**RECORDS PROVIDED**
☆ ☆ ☆ ☆ ☆

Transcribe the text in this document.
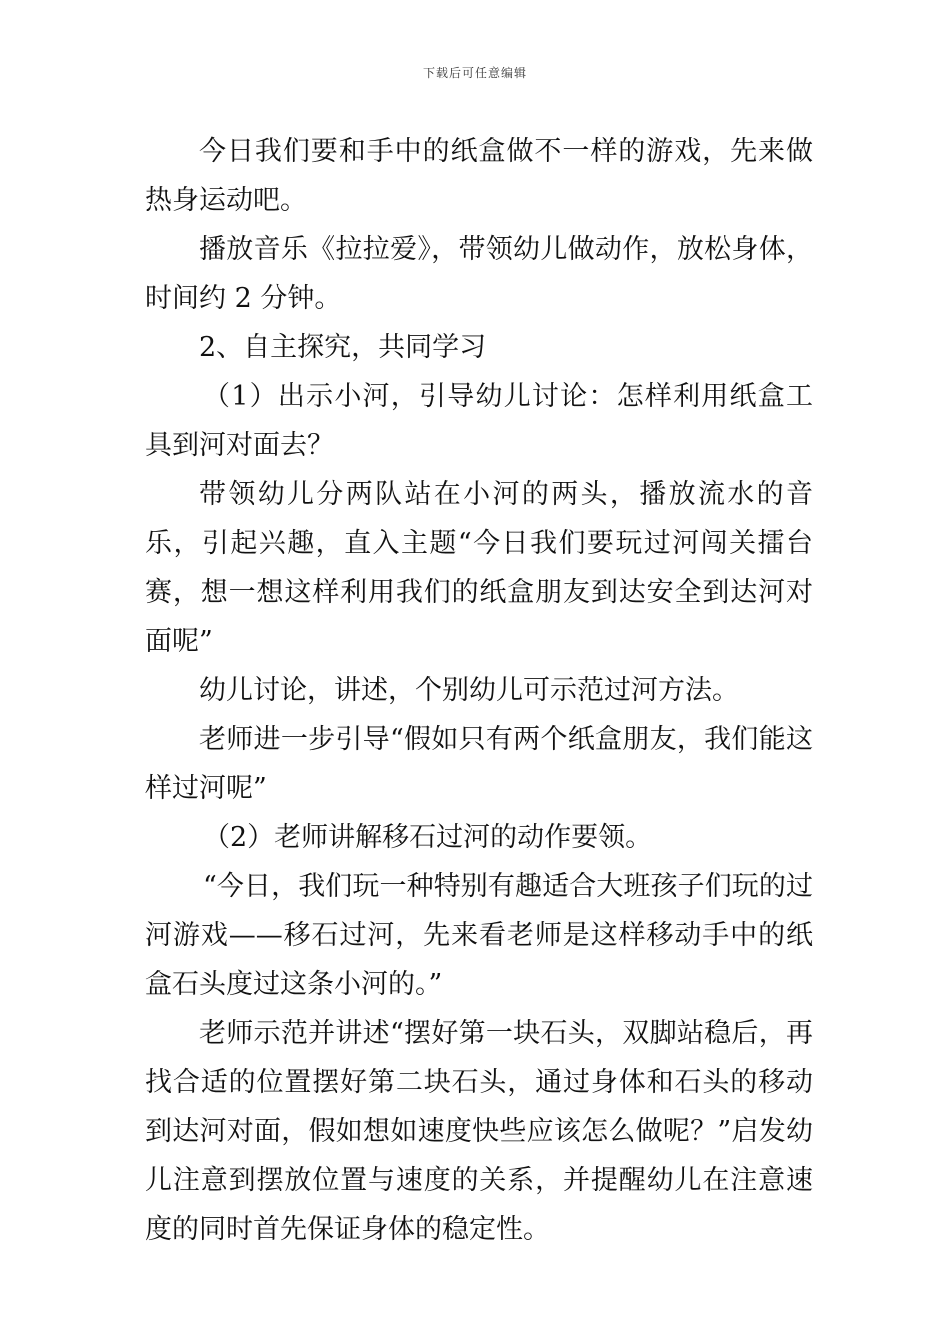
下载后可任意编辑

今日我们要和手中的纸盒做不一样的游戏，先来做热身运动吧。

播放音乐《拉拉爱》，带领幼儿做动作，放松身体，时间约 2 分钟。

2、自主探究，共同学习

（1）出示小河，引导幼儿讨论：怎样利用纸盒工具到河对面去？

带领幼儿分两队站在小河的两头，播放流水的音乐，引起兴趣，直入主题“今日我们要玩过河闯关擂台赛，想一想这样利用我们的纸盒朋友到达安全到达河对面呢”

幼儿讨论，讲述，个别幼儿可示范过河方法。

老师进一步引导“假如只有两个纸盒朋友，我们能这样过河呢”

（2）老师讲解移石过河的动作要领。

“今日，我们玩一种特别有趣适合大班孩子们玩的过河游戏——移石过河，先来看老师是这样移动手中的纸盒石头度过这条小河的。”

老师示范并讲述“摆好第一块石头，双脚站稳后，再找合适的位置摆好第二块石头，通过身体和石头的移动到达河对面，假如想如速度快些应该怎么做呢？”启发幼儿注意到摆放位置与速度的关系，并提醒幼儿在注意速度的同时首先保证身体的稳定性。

☆ ☆ ☆ ☆ ☆

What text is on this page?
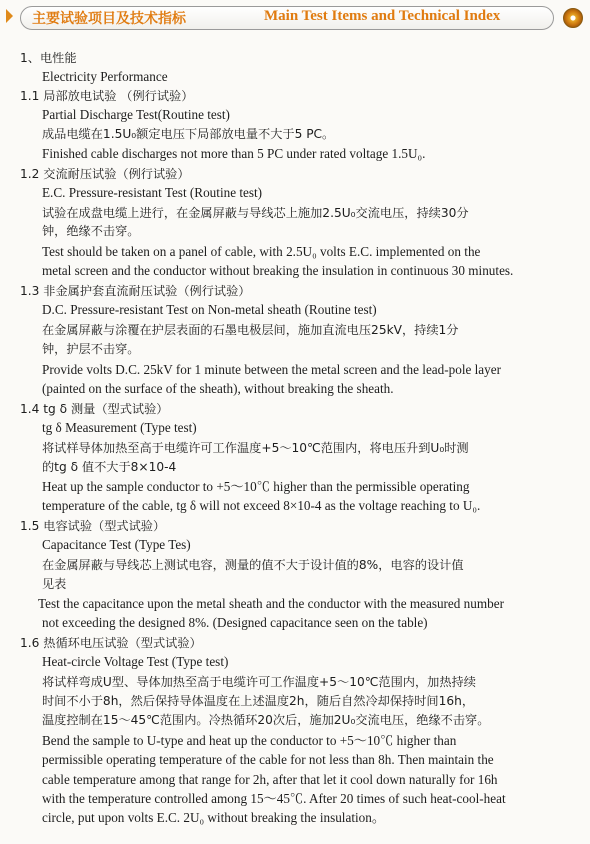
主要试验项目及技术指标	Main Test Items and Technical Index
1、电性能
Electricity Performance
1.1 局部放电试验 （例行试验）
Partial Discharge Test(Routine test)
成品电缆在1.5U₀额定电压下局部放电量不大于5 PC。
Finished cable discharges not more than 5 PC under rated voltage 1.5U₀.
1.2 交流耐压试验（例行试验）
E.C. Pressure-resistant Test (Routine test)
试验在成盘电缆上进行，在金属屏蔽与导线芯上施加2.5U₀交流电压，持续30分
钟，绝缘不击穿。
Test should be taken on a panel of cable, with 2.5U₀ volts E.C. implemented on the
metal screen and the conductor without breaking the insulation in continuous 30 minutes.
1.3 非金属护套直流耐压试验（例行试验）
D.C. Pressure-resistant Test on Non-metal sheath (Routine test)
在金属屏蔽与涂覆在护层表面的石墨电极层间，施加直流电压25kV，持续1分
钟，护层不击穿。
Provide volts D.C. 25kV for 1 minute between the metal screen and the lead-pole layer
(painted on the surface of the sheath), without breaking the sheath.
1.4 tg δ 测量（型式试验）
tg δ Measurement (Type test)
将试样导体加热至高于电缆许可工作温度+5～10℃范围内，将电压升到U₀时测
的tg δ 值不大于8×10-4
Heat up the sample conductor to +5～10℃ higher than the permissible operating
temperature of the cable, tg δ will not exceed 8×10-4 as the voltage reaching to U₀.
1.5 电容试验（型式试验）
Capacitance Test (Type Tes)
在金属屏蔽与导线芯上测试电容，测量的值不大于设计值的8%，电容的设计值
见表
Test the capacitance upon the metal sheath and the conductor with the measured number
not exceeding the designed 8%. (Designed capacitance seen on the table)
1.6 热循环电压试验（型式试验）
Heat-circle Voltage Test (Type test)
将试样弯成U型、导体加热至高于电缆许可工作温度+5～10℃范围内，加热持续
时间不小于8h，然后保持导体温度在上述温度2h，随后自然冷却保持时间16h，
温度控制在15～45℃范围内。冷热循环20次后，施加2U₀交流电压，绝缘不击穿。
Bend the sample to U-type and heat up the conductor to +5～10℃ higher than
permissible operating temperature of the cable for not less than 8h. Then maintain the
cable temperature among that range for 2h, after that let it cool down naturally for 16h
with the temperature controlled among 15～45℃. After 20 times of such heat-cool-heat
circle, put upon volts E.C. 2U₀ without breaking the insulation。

☆ ☆ ☆ ☆ ☆

**AIM OF THE TASK**
How many lines of these entries contain the string "breaking"? Reply with the number alone.

**RESULT BELOW**
3